▶ _RECORD EXCERPTS_
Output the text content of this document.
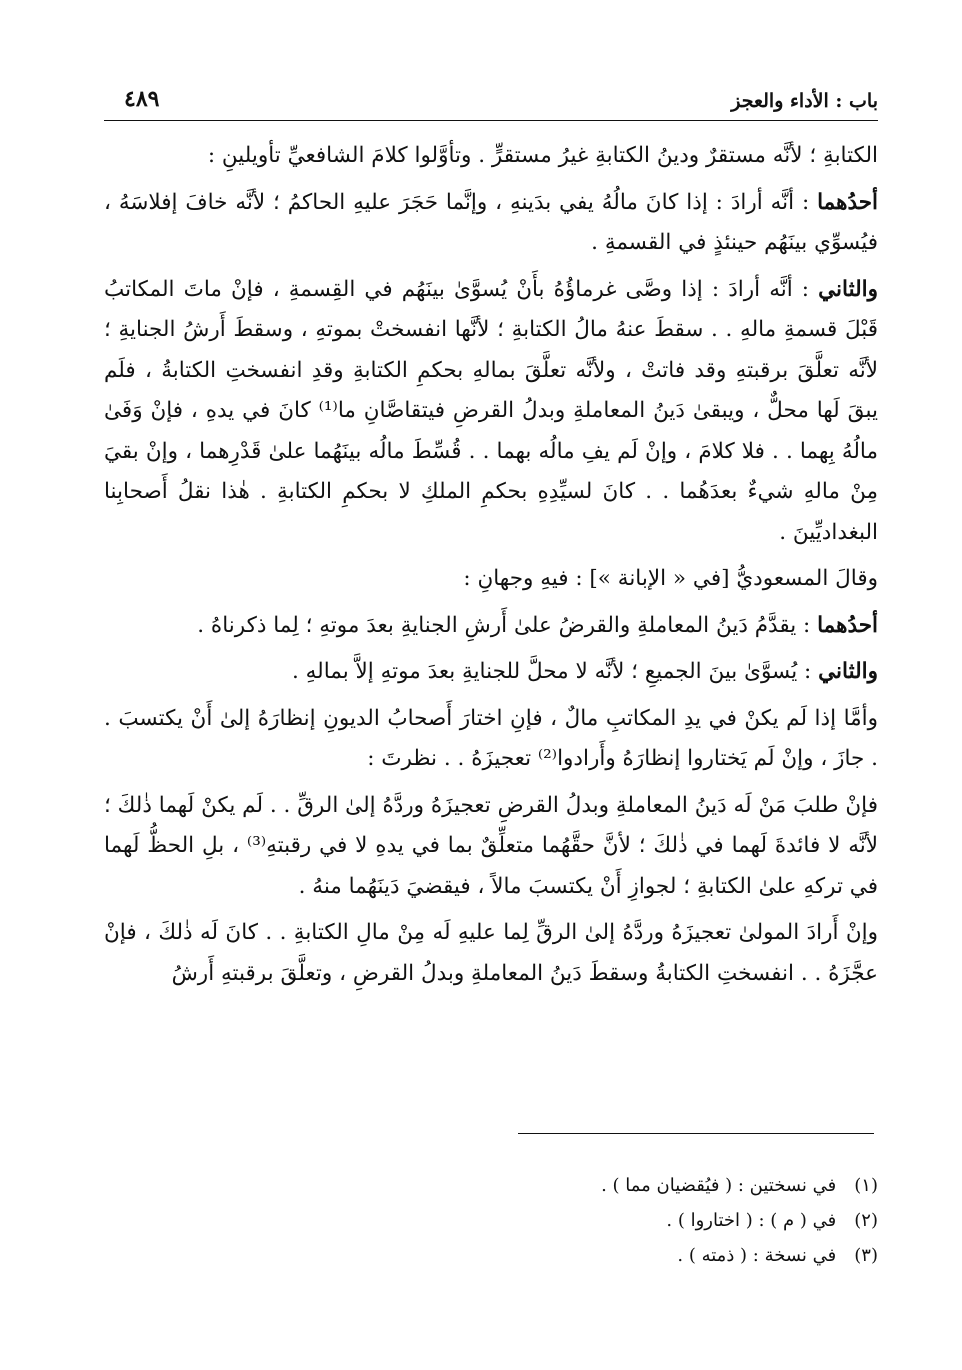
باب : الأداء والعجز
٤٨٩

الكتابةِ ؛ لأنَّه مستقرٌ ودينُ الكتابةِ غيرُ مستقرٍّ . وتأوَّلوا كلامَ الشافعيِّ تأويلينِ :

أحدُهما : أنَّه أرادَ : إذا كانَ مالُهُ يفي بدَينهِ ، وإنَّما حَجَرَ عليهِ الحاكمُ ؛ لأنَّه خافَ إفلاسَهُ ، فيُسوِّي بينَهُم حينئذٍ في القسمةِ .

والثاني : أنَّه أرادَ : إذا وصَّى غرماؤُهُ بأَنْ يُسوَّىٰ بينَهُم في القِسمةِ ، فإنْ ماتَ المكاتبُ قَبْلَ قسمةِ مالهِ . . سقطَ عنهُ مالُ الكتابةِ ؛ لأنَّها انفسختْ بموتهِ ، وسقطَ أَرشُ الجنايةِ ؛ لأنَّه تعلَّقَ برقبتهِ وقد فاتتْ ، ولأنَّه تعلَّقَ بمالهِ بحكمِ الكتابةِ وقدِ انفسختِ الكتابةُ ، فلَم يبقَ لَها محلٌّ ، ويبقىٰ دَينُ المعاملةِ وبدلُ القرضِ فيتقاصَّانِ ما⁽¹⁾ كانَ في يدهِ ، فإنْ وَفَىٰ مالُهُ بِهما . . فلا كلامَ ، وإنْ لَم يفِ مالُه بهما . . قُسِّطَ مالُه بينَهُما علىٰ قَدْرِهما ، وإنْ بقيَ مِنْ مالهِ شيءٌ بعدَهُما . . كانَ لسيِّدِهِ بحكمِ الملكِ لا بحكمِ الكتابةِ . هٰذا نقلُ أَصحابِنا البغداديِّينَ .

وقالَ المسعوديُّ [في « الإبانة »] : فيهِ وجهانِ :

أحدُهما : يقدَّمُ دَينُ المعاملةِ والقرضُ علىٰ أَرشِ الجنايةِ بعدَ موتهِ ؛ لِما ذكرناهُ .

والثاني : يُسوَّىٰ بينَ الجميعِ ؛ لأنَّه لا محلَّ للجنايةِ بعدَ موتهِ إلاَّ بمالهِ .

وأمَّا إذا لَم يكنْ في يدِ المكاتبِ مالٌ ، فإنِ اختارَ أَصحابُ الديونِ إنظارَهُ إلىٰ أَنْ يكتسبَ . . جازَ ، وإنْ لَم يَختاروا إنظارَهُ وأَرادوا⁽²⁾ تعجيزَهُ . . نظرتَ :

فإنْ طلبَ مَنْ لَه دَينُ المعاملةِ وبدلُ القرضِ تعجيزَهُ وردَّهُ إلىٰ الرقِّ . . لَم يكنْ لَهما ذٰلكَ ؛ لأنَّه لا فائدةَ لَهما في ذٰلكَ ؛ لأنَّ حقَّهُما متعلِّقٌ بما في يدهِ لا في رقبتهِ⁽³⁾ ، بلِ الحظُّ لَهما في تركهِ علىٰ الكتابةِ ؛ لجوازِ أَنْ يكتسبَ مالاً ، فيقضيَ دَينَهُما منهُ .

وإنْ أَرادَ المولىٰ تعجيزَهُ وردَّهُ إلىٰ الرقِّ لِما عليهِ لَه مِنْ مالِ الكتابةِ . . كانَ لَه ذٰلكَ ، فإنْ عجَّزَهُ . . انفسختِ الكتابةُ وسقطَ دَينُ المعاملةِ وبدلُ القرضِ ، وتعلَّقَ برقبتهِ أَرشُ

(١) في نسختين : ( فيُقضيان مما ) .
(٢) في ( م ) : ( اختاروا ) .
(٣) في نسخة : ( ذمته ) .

▶ _WHAT TO WORK ON_
Go through the listing above and pull out each line containing the word "الجناية".

▶ _TASK RESPONSE_
والثاني : أنَّه أرادَ : إذا وصَّى غرماؤُهُ بأَنْ يُسوَّىٰ بينَهُم في القِسمةِ ، فإنْ ماتَ المكاتبُ قَبْلَ قسمةِ مالهِ . . سقطَ عنهُ مالُ الكتابةِ ؛ لأنَّها انفسختْ بموتهِ ، وسقطَ أَرشُ الجنايةِ ؛ لأنَّه تعلَّقَ برقبتهِ وقد فاتتْ ، ولأنَّه تعلَّقَ بمالهِ بحكمِ الكتابةِ وقدِ انفسختِ الكتابةُ ، فلَم يبقَ لَها محلٌّ ، ويبقىٰ دَينُ المعاملةِ وبدلُ القرضِ فيتقاصَّانِ ما⁽¹⁾ كانَ في يدهِ ، فإنْ وَفَىٰ مالُهُ بِهما . . فلا كلامَ ، وإنْ لَم يفِ مالُه بهما . . قُسِّطَ مالُه بينَهُما علىٰ قَدْرِهما ، وإنْ بقيَ مِنْ مالهِ شيءٌ بعدَهُما . . كانَ لسيِّدِهِ بحكمِ الملكِ لا بحكمِ الكتابةِ . هٰذا نقلُ أَصحابِنا البغداديِّينَ .
أحدُهما : يقدَّمُ دَينُ المعاملةِ والقرضُ علىٰ أَرشِ الجنايةِ بعدَ موتهِ ؛ لِما ذكرناهُ .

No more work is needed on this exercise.